Dataset records
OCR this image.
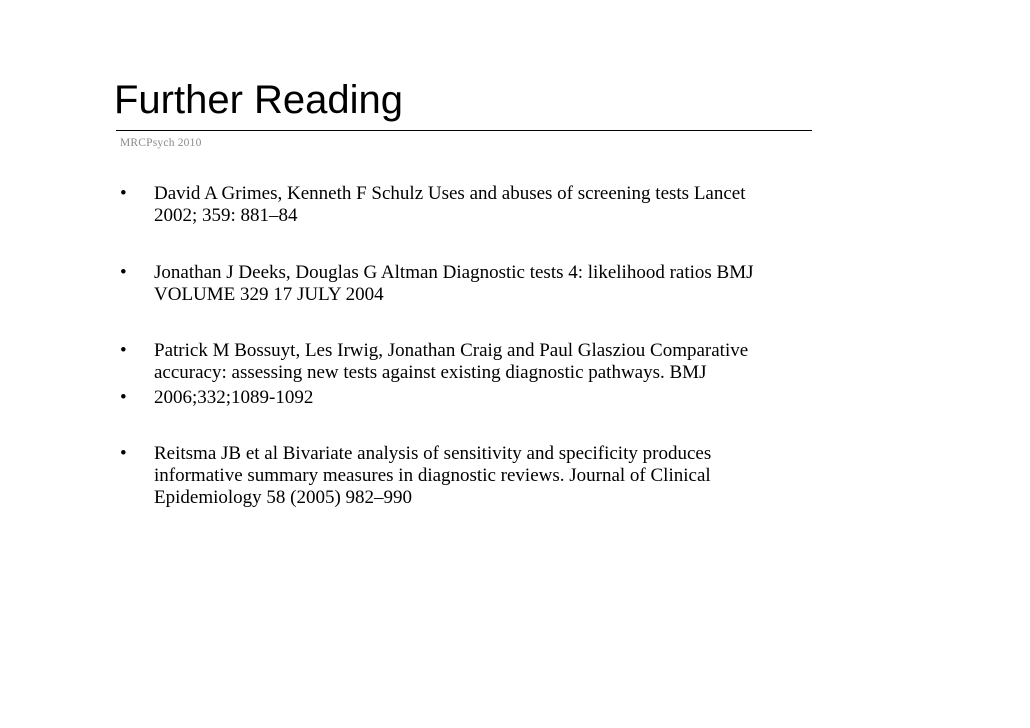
Further Reading
MRCPsych 2010
•	David A Grimes, Kenneth F Schulz Uses and abuses of screening tests Lancet
2002; 359: 881–84
•	Jonathan J Deeks, Douglas G Altman Diagnostic tests 4: likelihood ratios BMJ
VOLUME 329 17 JULY 2004
•	Patrick M Bossuyt, Les Irwig, Jonathan Craig and Paul Glasziou Comparative
accuracy: assessing new tests against existing diagnostic pathways. BMJ
•	2006;332;1089-1092
•	Reitsma JB et al Bivariate analysis of sensitivity and specificity produces
informative summary measures in diagnostic reviews. Journal of Clinical
Epidemiology 58 (2005) 982–990
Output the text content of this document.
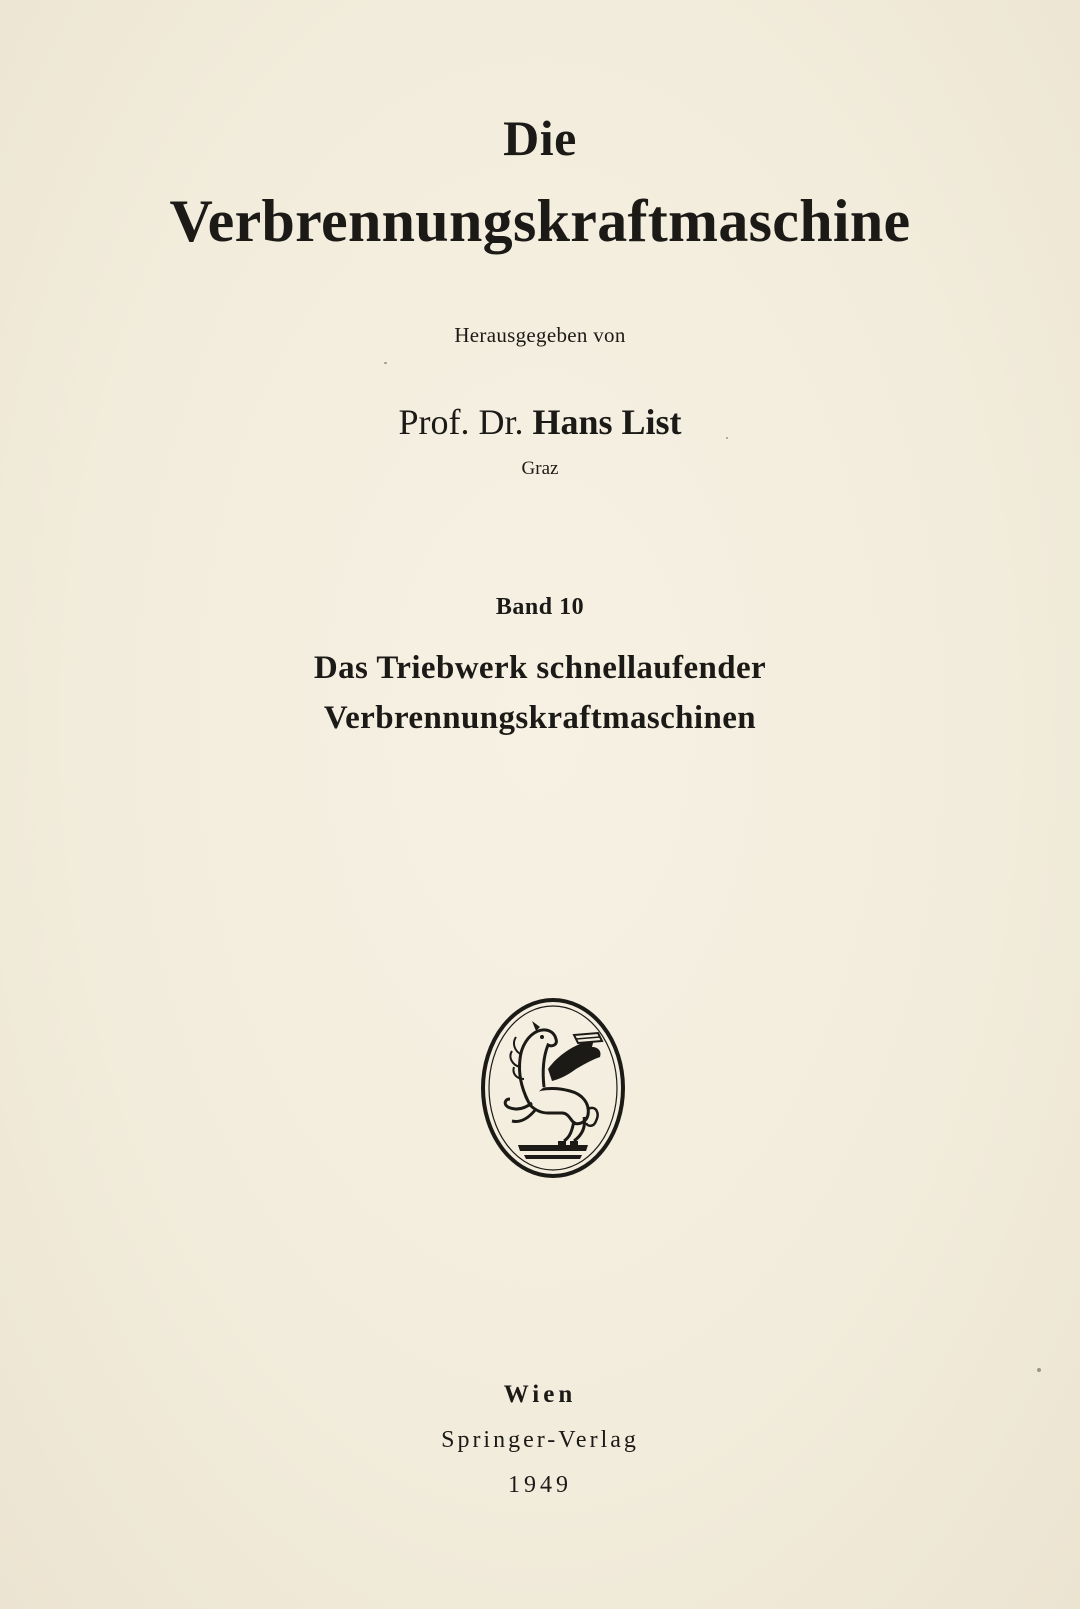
Die
Verbrennungskraftmaschine
Herausgegeben von
Prof. Dr. Hans List
Graz
Band 10
Das Triebwerk schnellaufender
Verbrennungskraftmaschinen
Wien
Springer-Verlag
1949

### Job
Identify and copy lines that hold the string "Jonathan".

### Response
•	Jonathan J Deeks, Douglas G Altman Diagnostic tests 4: likelihood ratios BMJ
•	Patrick M Bossuyt, Les Irwig, Jonathan Craig and Paul Glasziou Comparative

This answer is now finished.